The Evolution Of Design Thinking - Designing For Innovative Sustainable Products & Services

Today, consumers expect brands to deliver innovative products and services that are based on positive brand values including commitments to social and environmental responsibility. Customers trust good brands and build an emotional connection with brands whose core values align with their own values. Lego is one of the latest brands that is focusing on creating innovative sustainable products with their latest sustainable bricks made from sugarcane. Lego plans to change its manufacturing processes using plant-based materials and recycled sources.

Design Thinking has been used for many years to create innovative products and services.

What is Design Thinking?

Design Thinking from Stanford’s Institute of Design is a methodology based on human-centred design process. Designers use design thinking to solve problems to create products or services that meet people’s needs.

Design thinking is a human-centred approach to innovation that draws from the designer’s toolkit to integrate the needs of people, the possibilities of technology, and the requirements for business success.
— Tim Brown, CEO of IDEO

The principles of Human-Centred Design:

Human-Centered Design (HCD) is not about following processes. It's about being mindful of HCD principles. Keep focus on people and the entire system to solve the right problems.

The Design Thinking process is an iterative process and according to Don Norman, the author of The Design of Everyday Things,  “we need more design doing”.  

The Design Thinking process can be summarised as follows:

  1. Discovery & Empathise - Research to find out people’s needs, likes and dislikes as well as to observe people to understand their behaviour.

  2. Define - Define the design question / problem based on people’ needs.

  3. Ideate - Brainstorm for ideas to find a solution...there are lots of possible solutions.

  4. Prototype - Design to solve a problem using sketching & prototyping.

◆ INFORMATION SHOWN
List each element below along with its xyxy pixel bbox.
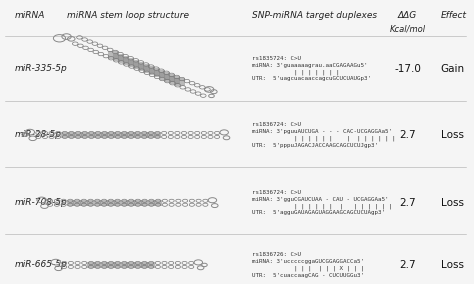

◆ WHAT IS EXPECTED
Transcribe verbatim the passage of the design thinking article that begins at "Human-Centered Design (HCD)" and stops after "understand their behaviour.".

◆ RESULT OF THIS EXERCISE
Human-Centered Design (HCD) is not about following processes. It's about being mindful of HCD principles. Keep focus on people and the entire system to solve the right problems.

The Design Thinking process is an iterative process and according to Don Norman, the author of The Design of Everyday Things,  “we need more design doing”.  

The Design Thinking process can be summarised as follows:

  1. Discovery & Empathise - Research to find out people’s needs, likes and dislikes as well as to observe people to understand their behaviour.